= Task directions =
Give the entries back exactly, dropping each image.

= Provided data =
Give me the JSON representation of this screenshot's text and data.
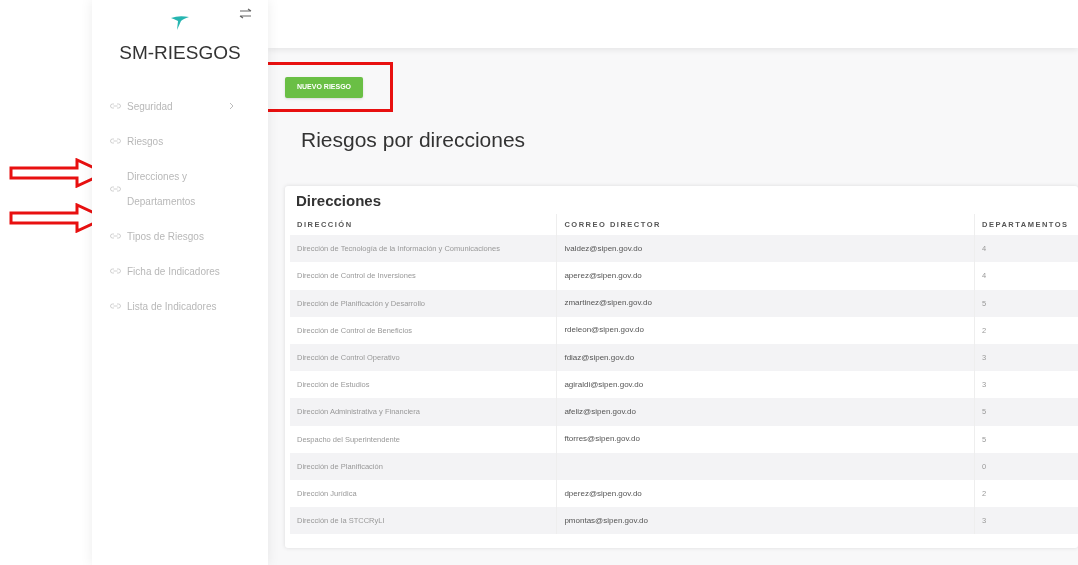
{
  "sidebar": {
    "brand": "SM-RIESGOS",
    "items": [
      {
        "label": "Seguridad",
        "has_submenu": true
      },
      {
        "label": "Riesgos",
        "has_submenu": false
      },
      {
        "label": "Direcciones y Departamentos",
        "has_submenu": false
      },
      {
        "label": "Tipos de Riesgos",
        "has_submenu": false
      },
      {
        "label": "Ficha de Indicadores",
        "has_submenu": false
      },
      {
        "label": "Lista de Indicadores",
        "has_submenu": false
      }
    ]
  },
  "new_button": "NUEVO RIESGO",
  "page_title": "Riesgos por direcciones",
  "table": {
    "title": "Direcciones",
    "columns": [
      "DIRECCIÓN",
      "CORREO DIRECTOR",
      "DEPARTAMENTOS"
    ],
    "rows": [
      [
        "Dirección de Tecnología de la Información y Comunicaciones",
        "lvaldez@sipen.gov.do",
        "4"
      ],
      [
        "Dirección de Control de Inversiones",
        "aperez@sipen.gov.do",
        "4"
      ],
      [
        "Dirección de Planificación y Desarrollo",
        "zmartinez@sipen.gov.do",
        "5"
      ],
      [
        "Dirección de Control de Beneficios",
        "rdeleon@sipen.gov.do",
        "2"
      ],
      [
        "Dirección de Control Operativo",
        "fdiaz@sipen.gov.do",
        "3"
      ],
      [
        "Dirección de Estudios",
        "agiraldi@sipen.gov.do",
        "3"
      ],
      [
        "Dirección Administrativa y Financiera",
        "afeliz@sipen.gov.do",
        "5"
      ],
      [
        "Despacho del Superintendente",
        "ftorres@sipen.gov.do",
        "5"
      ],
      [
        "Dirección de Planificación",
        "",
        "0"
      ],
      [
        "Dirección Jurídica",
        "dperez@sipen.gov.do",
        "2"
      ],
      [
        "Dirección de la STCCRyLI",
        "pmontas@sipen.gov.do",
        "3"
      ]
    ]
  }
}
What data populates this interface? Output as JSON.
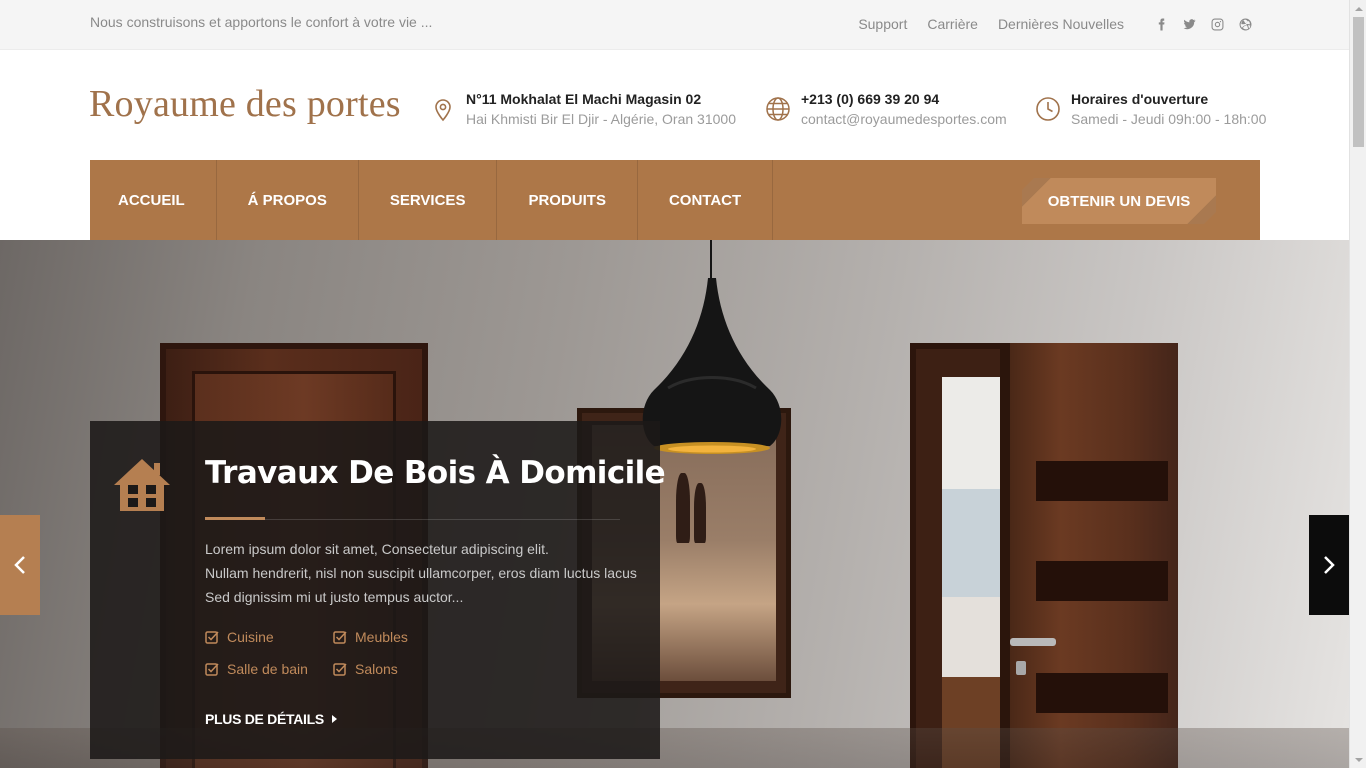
{
  "topbar": {
    "tagline": "Nous construisons et apportons le confort à votre vie ...",
    "links": [
      "Support",
      "Carrière",
      "Dernières Nouvelles"
    ],
    "social_icons": [
      "facebook-icon",
      "twitter-icon",
      "instagram-icon",
      "dribbble-icon"
    ]
  },
  "header": {
    "logo": "Royaume des portes",
    "address": {
      "line1": "N°11 Mokhalat El Machi Magasin 02",
      "line2": "Hai Khmisti Bir El Djir - Algérie, Oran 31000",
      "icon": "map-pin-icon"
    },
    "contact": {
      "line1": "+213 (0) 669 39 20 94",
      "line2": "contact@royaumedesportes.com",
      "icon": "globe-icon"
    },
    "hours": {
      "line1": "Horaires d'ouverture",
      "line2": "Samedi - Jeudi 09h:00 - 18h:00",
      "icon": "clock-icon"
    }
  },
  "nav": {
    "items": [
      "ACCUEIL",
      "Á PROPOS",
      "SERVICES",
      "PRODUITS",
      "CONTACT"
    ],
    "quote_button": "OBTENIR UN DEVIS"
  },
  "hero": {
    "title": "Travaux De Bois À Domicile",
    "description": "Lorem ipsum dolor sit amet, Consectetur adipiscing elit.\nNullam hendrerit, nisl non suscipit ullamcorper, eros diam luctus lacus\nSed dignissim mi ut justo tempus auctor...",
    "description_lines": [
      "Lorem ipsum dolor sit amet, Consectetur adipiscing elit.",
      "Nullam hendrerit, nisl non suscipit ullamcorper, eros diam luctus lacus",
      "Sed dignissim mi ut justo tempus auctor..."
    ],
    "features": [
      "Cuisine",
      "Meubles",
      "Salle de bain",
      "Salons"
    ],
    "more_link": "PLUS DE DÉTAILS",
    "icon": "house-icon"
  },
  "colors": {
    "accent": "#ad7748",
    "accent_light": "#c08a5b",
    "logo": "#a0724b",
    "overlay": "#1c1918"
  }
}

= Written solution =
Give me the JSON representation of this screenshot's text and data.
{
  "sidebar": {
    "brand": "SM-RIESGOS",
    "items": [
      {
        "label": "Seguridad",
        "has_submenu": true
      },
      {
        "label": "Riesgos",
        "has_submenu": false
      },
      {
        "label": "Direcciones y Departamentos",
        "has_submenu": false
      },
      {
        "label": "Tipos de Riesgos",
        "has_submenu": false
      },
      {
        "label": "Ficha de Indicadores",
        "has_submenu": false
      },
      {
        "label": "Lista de Indicadores",
        "has_submenu": false
      }
    ]
  },
  "new_button": "NUEVO RIESGO",
  "page_title": "Riesgos por direcciones",
  "table": {
    "title": "Direcciones",
    "columns": [
      "DIRECCIÓN",
      "CORREO DIRECTOR",
      "DEPARTAMENTOS"
    ],
    "rows": [
      [
        "Dirección de Tecnología de la Información y Comunicaciones",
        "lvaldez@sipen.gov.do",
        "4"
      ],
      [
        "Dirección de Control de Inversiones",
        "aperez@sipen.gov.do",
        "4"
      ],
      [
        "Dirección de Planificación y Desarrollo",
        "zmartinez@sipen.gov.do",
        "5"
      ],
      [
        "Dirección de Control de Beneficios",
        "rdeleon@sipen.gov.do",
        "2"
      ],
      [
        "Dirección de Control Operativo",
        "fdiaz@sipen.gov.do",
        "3"
      ],
      [
        "Dirección de Estudios",
        "agiraldi@sipen.gov.do",
        "3"
      ],
      [
        "Dirección Administrativa y Financiera",
        "afeliz@sipen.gov.do",
        "5"
      ],
      [
        "Despacho del Superintendente",
        "ftorres@sipen.gov.do",
        "5"
      ],
      [
        "Dirección de Planificación",
        "",
        "0"
      ],
      [
        "Dirección Jurídica",
        "dperez@sipen.gov.do",
        "2"
      ],
      [
        "Dirección de la STCCRyLI",
        "pmontas@sipen.gov.do",
        "3"
      ]
    ]
  }
}
What data populates this interface? Output as JSON.
{
  "topbar": {
    "tagline": "Nous construisons et apportons le confort à votre vie ...",
    "links": [
      "Support",
      "Carrière",
      "Dernières Nouvelles"
    ],
    "social_icons": [
      "facebook-icon",
      "twitter-icon",
      "instagram-icon",
      "dribbble-icon"
    ]
  },
  "header": {
    "logo": "Royaume des portes",
    "address": {
      "line1": "N°11 Mokhalat El Machi Magasin 02",
      "line2": "Hai Khmisti Bir El Djir - Algérie, Oran 31000",
      "icon": "map-pin-icon"
    },
    "contact": {
      "line1": "+213 (0) 669 39 20 94",
      "line2": "contact@royaumedesportes.com",
      "icon": "globe-icon"
    },
    "hours": {
      "line1": "Horaires d'ouverture",
      "line2": "Samedi - Jeudi 09h:00 - 18h:00",
      "icon": "clock-icon"
    }
  },
  "nav": {
    "items": [
      "ACCUEIL",
      "Á PROPOS",
      "SERVICES",
      "PRODUITS",
      "CONTACT"
    ],
    "quote_button": "OBTENIR UN DEVIS"
  },
  "hero": {
    "title": "Travaux De Bois À Domicile",
    "description": "Lorem ipsum dolor sit amet, Consectetur adipiscing elit.\nNullam hendrerit, nisl non suscipit ullamcorper, eros diam luctus lacus\nSed dignissim mi ut justo tempus auctor...",
    "description_lines": [
      "Lorem ipsum dolor sit amet, Consectetur adipiscing elit.",
      "Nullam hendrerit, nisl non suscipit ullamcorper, eros diam luctus lacus",
      "Sed dignissim mi ut justo tempus auctor..."
    ],
    "features": [
      "Cuisine",
      "Meubles",
      "Salle de bain",
      "Salons"
    ],
    "more_link": "PLUS DE DÉTAILS",
    "icon": "house-icon"
  },
  "colors": {
    "accent": "#ad7748",
    "accent_light": "#c08a5b",
    "logo": "#a0724b",
    "overlay": "#1c1918"
  }
}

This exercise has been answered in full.